# TASK BRIEF
Print each of the entries exactly, leaving nothing out.

——

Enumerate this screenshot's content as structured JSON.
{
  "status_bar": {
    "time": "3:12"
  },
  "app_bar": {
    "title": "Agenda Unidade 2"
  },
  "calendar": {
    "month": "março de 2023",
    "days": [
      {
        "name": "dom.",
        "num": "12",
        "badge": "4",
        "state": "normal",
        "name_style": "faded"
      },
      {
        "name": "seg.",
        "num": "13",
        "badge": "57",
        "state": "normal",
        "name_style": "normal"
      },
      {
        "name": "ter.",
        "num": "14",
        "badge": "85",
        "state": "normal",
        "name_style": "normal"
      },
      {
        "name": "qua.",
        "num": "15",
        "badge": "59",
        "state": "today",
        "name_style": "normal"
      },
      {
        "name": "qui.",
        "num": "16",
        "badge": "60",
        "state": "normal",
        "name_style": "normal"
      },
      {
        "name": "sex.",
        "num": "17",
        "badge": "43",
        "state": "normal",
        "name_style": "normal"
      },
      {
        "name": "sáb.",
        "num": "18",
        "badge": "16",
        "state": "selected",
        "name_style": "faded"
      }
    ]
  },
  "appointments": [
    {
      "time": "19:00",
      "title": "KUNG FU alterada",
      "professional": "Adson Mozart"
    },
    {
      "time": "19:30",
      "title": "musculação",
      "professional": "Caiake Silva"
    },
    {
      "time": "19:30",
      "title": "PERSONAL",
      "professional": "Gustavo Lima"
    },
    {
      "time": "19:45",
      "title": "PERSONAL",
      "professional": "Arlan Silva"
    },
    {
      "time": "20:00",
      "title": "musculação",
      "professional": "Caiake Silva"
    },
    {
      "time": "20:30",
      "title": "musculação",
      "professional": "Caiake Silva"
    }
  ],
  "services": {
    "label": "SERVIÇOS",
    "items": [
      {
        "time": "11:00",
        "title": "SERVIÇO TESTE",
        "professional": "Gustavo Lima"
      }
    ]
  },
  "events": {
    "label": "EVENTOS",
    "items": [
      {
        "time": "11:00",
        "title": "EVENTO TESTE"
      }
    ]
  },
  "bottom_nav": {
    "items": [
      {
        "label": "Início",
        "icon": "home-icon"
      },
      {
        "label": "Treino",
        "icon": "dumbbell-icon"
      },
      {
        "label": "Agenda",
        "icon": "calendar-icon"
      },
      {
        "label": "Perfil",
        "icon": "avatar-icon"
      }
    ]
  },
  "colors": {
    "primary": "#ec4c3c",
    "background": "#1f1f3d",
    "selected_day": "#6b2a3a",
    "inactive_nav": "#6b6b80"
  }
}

——

# CORRECT RESPONSE
Enumerate this screenshot's content as structured JSON.
{
  "status_bar": {
    "time": "3:12"
  },
  "app_bar": {
    "title": "Agenda Unidade 2"
  },
  "calendar": {
    "month": "março de 2023",
    "days": [
      {
        "name": "dom.",
        "num": "12",
        "badge": "4",
        "state": "normal",
        "name_style": "faded"
      },
      {
        "name": "seg.",
        "num": "13",
        "badge": "57",
        "state": "normal",
        "name_style": "normal"
      },
      {
        "name": "ter.",
        "num": "14",
        "badge": "85",
        "state": "normal",
        "name_style": "normal"
      },
      {
        "name": "qua.",
        "num": "15",
        "badge": "59",
        "state": "today",
        "name_style": "normal"
      },
      {
        "name": "qui.",
        "num": "16",
        "badge": "60",
        "state": "normal",
        "name_style": "normal"
      },
      {
        "name": "sex.",
        "num": "17",
        "badge": "43",
        "state": "normal",
        "name_style": "normal"
      },
      {
        "name": "sáb.",
        "num": "18",
        "badge": "16",
        "state": "selected",
        "name_style": "faded"
      }
    ]
  },
  "appointments": [
    {
      "time": "19:00",
      "title": "KUNG FU alterada",
      "professional": "Adson Mozart"
    },
    {
      "time": "19:30",
      "title": "musculação",
      "professional": "Caiake Silva"
    },
    {
      "time": "19:30",
      "title": "PERSONAL",
      "professional": "Gustavo Lima"
    },
    {
      "time": "19:45",
      "title": "PERSONAL",
      "professional": "Arlan Silva"
    },
    {
      "time": "20:00",
      "title": "musculação",
      "professional": "Caiake Silva"
    },
    {
      "time": "20:30",
      "title": "musculação",
      "professional": "Caiake Silva"
    }
  ],
  "services": {
    "label": "SERVIÇOS",
    "items": [
      {
        "time": "11:00",
        "title": "SERVIÇO TESTE",
        "professional": "Gustavo Lima"
      }
    ]
  },
  "events": {
    "label": "EVENTOS",
    "items": [
      {
        "time": "11:00",
        "title": "EVENTO TESTE"
      }
    ]
  },
  "bottom_nav": {
    "items": [
      {
        "label": "Início",
        "icon": "home-icon"
      },
      {
        "label": "Treino",
        "icon": "dumbbell-icon"
      },
      {
        "label": "Agenda",
        "icon": "calendar-icon"
      },
      {
        "label": "Perfil",
        "icon": "avatar-icon"
      }
    ]
  },
  "colors": {
    "primary": "#ec4c3c",
    "background": "#1f1f3d",
    "selected_day": "#6b2a3a",
    "inactive_nav": "#6b6b80"
  }
}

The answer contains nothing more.